Give the listing below again in full, exactly as written.

☆ ☆ ☆ ☆

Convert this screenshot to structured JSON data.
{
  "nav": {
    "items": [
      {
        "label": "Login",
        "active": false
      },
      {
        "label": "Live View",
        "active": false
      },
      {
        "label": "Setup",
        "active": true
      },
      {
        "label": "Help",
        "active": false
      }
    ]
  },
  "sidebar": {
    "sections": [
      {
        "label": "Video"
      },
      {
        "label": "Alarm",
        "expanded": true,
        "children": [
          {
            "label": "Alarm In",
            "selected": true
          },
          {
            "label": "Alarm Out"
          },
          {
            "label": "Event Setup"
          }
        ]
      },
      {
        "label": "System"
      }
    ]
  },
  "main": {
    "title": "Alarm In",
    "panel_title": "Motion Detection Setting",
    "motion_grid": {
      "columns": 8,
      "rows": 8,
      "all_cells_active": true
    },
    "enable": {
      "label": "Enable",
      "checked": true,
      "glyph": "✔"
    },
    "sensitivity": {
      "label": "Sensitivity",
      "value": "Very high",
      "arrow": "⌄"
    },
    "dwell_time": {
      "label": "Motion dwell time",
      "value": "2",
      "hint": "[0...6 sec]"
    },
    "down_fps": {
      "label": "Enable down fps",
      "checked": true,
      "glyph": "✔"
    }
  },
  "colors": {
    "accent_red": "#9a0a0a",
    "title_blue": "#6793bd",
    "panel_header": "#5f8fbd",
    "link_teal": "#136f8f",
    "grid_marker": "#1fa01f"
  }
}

☆ ☆ ☆ ☆

#### SOLUTION FOR THIS PROBLEM
Convert this screenshot to structured JSON data.
{
  "nav": {
    "items": [
      {
        "label": "Login",
        "active": false
      },
      {
        "label": "Live View",
        "active": false
      },
      {
        "label": "Setup",
        "active": true
      },
      {
        "label": "Help",
        "active": false
      }
    ]
  },
  "sidebar": {
    "sections": [
      {
        "label": "Video"
      },
      {
        "label": "Alarm",
        "expanded": true,
        "children": [
          {
            "label": "Alarm In",
            "selected": true
          },
          {
            "label": "Alarm Out"
          },
          {
            "label": "Event Setup"
          }
        ]
      },
      {
        "label": "System"
      }
    ]
  },
  "main": {
    "title": "Alarm In",
    "panel_title": "Motion Detection Setting",
    "motion_grid": {
      "columns": 8,
      "rows": 8,
      "all_cells_active": true
    },
    "enable": {
      "label": "Enable",
      "checked": true,
      "glyph": "✔"
    },
    "sensitivity": {
      "label": "Sensitivity",
      "value": "Very high",
      "arrow": "⌄"
    },
    "dwell_time": {
      "label": "Motion dwell time",
      "value": "2",
      "hint": "[0...6 sec]"
    },
    "down_fps": {
      "label": "Enable down fps",
      "checked": true,
      "glyph": "✔"
    }
  },
  "colors": {
    "accent_red": "#9a0a0a",
    "title_blue": "#6793bd",
    "panel_header": "#5f8fbd",
    "link_teal": "#136f8f",
    "grid_marker": "#1fa01f"
  }
}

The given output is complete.